OBJECTIVE:
Draw out every line with the word "this" from the listing below.

+++

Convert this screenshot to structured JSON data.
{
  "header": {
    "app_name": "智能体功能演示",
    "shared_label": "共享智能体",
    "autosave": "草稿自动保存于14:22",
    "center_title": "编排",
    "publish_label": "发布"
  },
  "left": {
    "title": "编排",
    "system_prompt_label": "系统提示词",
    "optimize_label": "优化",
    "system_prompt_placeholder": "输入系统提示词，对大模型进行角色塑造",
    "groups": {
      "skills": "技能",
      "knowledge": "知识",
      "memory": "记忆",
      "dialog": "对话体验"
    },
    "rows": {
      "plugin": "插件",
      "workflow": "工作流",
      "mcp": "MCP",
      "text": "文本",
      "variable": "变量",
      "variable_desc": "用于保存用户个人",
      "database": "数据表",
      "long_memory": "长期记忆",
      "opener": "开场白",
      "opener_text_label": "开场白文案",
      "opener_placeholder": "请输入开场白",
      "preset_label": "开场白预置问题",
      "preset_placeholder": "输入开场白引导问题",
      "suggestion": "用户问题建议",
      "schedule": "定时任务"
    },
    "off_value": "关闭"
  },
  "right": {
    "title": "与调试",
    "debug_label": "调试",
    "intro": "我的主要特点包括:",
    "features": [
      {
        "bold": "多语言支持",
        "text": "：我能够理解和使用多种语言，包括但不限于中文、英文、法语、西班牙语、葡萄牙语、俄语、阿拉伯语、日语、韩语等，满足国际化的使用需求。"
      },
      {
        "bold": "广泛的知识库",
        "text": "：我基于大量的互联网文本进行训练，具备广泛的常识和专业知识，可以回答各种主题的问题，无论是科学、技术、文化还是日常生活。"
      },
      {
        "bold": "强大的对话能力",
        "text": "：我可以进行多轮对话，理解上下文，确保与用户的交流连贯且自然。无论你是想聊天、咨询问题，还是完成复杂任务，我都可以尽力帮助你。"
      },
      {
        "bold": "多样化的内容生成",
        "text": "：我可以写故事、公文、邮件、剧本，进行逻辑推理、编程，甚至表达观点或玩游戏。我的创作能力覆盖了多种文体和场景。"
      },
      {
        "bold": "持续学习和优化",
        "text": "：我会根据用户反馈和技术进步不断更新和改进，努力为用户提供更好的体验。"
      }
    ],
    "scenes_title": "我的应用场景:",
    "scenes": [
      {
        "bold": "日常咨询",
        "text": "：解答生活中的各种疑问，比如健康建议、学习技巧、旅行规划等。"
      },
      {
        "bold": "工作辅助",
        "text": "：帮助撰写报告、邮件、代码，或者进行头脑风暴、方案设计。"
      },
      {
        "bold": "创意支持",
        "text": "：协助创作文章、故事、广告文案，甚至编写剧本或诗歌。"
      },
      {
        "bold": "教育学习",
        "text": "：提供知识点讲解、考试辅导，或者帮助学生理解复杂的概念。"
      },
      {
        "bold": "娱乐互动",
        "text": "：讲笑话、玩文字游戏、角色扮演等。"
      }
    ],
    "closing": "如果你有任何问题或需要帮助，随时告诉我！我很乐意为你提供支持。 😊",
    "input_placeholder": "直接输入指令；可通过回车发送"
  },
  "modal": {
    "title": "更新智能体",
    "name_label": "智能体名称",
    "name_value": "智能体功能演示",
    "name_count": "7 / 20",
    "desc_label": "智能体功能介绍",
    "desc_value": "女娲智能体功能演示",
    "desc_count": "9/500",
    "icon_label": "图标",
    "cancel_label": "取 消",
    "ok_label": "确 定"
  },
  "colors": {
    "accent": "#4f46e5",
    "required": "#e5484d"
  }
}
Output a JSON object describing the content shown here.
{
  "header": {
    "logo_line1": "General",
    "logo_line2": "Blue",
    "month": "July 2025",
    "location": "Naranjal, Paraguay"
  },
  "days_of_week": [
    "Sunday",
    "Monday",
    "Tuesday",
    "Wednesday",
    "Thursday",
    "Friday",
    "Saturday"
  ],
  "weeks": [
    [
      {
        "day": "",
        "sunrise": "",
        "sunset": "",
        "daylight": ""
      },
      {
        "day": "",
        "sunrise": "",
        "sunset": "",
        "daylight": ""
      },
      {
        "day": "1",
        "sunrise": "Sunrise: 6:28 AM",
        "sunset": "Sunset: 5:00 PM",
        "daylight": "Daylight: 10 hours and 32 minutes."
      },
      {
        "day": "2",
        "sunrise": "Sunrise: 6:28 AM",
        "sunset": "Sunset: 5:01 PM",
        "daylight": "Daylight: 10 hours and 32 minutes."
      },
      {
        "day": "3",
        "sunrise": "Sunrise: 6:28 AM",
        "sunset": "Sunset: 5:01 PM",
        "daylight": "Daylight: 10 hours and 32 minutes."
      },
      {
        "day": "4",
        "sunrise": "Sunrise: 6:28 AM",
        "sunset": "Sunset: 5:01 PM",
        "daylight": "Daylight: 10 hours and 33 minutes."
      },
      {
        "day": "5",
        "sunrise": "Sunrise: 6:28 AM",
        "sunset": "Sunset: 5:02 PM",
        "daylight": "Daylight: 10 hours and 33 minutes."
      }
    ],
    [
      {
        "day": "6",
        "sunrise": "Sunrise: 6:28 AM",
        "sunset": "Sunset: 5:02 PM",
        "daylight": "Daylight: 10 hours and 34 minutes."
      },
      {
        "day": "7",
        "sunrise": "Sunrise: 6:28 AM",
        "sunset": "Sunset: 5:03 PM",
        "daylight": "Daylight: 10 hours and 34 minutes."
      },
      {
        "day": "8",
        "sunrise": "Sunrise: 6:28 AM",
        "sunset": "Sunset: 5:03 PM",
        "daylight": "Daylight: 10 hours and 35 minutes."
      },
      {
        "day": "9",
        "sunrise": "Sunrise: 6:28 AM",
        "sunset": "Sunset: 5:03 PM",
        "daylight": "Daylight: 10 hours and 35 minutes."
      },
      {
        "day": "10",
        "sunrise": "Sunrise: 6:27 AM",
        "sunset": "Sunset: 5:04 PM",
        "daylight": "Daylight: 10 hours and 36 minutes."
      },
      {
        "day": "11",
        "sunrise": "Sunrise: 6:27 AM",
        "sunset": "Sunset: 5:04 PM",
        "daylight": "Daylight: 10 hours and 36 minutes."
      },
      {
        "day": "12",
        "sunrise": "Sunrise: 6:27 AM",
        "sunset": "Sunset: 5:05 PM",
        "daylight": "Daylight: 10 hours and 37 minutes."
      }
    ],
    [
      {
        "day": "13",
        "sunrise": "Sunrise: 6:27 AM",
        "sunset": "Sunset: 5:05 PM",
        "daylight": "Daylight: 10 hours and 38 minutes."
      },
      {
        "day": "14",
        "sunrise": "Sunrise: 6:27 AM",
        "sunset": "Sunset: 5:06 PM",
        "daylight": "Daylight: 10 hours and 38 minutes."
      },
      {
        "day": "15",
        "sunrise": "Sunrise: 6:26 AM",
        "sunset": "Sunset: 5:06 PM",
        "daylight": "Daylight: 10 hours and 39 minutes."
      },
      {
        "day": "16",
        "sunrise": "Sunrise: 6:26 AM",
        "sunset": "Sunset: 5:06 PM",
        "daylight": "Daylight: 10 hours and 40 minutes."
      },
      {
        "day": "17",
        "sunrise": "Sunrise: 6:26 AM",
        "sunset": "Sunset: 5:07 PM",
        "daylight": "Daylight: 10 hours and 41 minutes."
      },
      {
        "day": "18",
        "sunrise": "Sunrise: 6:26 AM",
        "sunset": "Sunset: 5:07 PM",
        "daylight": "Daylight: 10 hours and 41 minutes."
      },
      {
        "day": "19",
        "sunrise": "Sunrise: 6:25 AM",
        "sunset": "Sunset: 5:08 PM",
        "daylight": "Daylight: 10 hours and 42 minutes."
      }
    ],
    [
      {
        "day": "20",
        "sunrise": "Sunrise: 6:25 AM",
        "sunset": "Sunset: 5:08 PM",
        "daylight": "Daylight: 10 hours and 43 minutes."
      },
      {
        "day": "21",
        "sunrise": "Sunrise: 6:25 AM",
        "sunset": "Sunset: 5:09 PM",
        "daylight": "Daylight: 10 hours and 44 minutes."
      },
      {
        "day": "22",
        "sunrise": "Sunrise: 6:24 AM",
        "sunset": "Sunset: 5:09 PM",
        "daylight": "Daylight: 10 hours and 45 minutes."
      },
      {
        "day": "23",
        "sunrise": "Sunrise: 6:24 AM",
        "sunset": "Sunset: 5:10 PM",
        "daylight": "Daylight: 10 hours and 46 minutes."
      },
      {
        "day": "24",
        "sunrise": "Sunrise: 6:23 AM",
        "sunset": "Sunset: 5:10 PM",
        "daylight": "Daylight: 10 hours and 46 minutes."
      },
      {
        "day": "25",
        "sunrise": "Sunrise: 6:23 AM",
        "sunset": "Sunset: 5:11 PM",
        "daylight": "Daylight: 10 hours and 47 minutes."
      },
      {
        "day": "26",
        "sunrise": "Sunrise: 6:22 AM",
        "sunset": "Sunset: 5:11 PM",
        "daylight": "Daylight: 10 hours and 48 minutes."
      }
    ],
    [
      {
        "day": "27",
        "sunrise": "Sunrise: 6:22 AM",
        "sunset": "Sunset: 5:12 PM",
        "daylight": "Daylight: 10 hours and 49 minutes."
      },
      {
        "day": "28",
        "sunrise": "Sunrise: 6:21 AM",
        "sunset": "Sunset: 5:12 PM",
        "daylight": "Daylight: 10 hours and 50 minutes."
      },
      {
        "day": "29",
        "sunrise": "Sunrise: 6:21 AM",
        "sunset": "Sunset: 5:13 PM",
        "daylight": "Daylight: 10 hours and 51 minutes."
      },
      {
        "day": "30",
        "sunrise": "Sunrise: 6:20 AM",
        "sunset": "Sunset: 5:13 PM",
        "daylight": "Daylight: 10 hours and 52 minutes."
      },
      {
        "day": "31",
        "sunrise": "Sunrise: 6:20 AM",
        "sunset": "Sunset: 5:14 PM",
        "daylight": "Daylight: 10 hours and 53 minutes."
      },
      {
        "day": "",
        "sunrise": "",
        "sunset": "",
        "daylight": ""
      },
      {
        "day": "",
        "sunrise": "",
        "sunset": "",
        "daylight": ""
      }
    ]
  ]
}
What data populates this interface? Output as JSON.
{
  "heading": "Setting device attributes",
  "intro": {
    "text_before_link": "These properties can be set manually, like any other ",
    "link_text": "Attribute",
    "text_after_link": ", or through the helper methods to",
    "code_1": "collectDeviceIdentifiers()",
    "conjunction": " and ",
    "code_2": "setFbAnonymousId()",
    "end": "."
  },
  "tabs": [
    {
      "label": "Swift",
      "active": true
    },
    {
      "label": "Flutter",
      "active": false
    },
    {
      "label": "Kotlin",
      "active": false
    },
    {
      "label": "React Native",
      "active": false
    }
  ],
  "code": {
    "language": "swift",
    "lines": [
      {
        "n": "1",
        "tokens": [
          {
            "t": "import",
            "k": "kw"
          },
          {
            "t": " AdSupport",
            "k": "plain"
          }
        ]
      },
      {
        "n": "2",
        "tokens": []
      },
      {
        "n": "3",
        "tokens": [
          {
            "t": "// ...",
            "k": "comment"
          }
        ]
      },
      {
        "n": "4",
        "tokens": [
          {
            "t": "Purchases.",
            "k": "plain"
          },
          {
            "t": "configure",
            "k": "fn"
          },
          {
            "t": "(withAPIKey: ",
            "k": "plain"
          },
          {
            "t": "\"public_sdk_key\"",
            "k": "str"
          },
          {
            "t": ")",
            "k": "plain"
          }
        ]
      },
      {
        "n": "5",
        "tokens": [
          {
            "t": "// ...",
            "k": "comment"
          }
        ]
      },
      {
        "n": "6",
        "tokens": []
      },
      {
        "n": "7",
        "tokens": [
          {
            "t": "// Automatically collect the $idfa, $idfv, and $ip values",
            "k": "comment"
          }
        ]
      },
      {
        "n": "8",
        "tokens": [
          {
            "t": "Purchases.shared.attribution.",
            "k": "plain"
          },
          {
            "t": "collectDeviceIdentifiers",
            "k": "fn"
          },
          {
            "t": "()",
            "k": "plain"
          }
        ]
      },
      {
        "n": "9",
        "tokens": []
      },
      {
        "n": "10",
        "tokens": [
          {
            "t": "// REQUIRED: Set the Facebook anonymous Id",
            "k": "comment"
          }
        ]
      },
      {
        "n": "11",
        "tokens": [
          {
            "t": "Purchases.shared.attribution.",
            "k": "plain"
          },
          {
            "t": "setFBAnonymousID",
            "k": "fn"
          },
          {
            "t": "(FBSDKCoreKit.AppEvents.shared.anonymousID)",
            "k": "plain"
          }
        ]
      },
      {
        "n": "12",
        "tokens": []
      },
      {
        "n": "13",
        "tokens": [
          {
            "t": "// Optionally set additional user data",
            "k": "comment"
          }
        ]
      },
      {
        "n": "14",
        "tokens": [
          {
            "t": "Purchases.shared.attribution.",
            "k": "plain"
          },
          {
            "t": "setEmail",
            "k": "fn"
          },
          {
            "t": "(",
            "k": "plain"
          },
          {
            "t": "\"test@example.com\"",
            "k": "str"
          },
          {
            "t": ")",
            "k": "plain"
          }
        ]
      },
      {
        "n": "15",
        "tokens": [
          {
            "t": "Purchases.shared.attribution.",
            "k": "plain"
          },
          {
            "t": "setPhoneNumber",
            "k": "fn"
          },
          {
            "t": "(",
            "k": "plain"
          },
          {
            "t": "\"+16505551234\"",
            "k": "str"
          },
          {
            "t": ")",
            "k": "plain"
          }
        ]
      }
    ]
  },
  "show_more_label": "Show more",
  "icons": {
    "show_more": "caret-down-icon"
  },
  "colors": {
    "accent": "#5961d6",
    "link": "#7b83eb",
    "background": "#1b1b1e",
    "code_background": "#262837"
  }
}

+++

REPLY:
Convert this screenshot to structured JSON data.
What data populates this interface? Output as JSON.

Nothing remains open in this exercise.